*EXERCISE*: Each record must be reproduced exactly as it is shown.

>> Begin DATA LINES

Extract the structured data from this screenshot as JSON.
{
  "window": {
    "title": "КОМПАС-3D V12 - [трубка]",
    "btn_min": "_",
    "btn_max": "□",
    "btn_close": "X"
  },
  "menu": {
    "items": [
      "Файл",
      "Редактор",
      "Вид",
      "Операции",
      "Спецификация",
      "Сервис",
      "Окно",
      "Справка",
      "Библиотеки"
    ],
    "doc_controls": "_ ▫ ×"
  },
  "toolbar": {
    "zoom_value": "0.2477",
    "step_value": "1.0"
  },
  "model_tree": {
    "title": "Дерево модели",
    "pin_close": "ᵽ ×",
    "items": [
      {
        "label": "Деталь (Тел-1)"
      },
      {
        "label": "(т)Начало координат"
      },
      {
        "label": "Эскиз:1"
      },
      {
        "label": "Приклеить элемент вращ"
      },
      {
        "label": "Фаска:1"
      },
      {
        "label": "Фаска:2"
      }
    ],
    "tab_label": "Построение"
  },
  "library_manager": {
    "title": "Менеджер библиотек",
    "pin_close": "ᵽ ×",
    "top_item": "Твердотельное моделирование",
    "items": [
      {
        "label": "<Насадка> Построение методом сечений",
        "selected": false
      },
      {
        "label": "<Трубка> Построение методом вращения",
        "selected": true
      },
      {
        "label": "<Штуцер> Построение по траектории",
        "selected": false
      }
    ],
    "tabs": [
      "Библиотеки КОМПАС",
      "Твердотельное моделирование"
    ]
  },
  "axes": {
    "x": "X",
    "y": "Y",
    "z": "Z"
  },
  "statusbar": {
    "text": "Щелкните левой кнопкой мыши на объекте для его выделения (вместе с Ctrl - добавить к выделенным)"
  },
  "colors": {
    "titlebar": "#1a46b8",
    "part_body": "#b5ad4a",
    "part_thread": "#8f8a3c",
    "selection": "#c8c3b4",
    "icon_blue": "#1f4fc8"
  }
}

>> End DATA LINES

*FINAL RESULT*:
Extract the structured data from this screenshot as JSON.
{
  "window": {
    "title": "КОМПАС-3D V12 - [трубка]",
    "btn_min": "_",
    "btn_max": "□",
    "btn_close": "X"
  },
  "menu": {
    "items": [
      "Файл",
      "Редактор",
      "Вид",
      "Операции",
      "Спецификация",
      "Сервис",
      "Окно",
      "Справка",
      "Библиотеки"
    ],
    "doc_controls": "_ ▫ ×"
  },
  "toolbar": {
    "zoom_value": "0.2477",
    "step_value": "1.0"
  },
  "model_tree": {
    "title": "Дерево модели",
    "pin_close": "ᵽ ×",
    "items": [
      {
        "label": "Деталь (Тел-1)"
      },
      {
        "label": "(т)Начало координат"
      },
      {
        "label": "Эскиз:1"
      },
      {
        "label": "Приклеить элемент вращ"
      },
      {
        "label": "Фаска:1"
      },
      {
        "label": "Фаска:2"
      }
    ],
    "tab_label": "Построение"
  },
  "library_manager": {
    "title": "Менеджер библиотек",
    "pin_close": "ᵽ ×",
    "top_item": "Твердотельное моделирование",
    "items": [
      {
        "label": "<Насадка> Построение методом сечений",
        "selected": false
      },
      {
        "label": "<Трубка> Построение методом вращения",
        "selected": true
      },
      {
        "label": "<Штуцер> Построение по траектории",
        "selected": false
      }
    ],
    "tabs": [
      "Библиотеки КОМПАС",
      "Твердотельное моделирование"
    ]
  },
  "axes": {
    "x": "X",
    "y": "Y",
    "z": "Z"
  },
  "statusbar": {
    "text": "Щелкните левой кнопкой мыши на объекте для его выделения (вместе с Ctrl - добавить к выделенным)"
  },
  "colors": {
    "titlebar": "#1a46b8",
    "part_body": "#b5ad4a",
    "part_thread": "#8f8a3c",
    "selection": "#c8c3b4",
    "icon_blue": "#1f4fc8"
  }
}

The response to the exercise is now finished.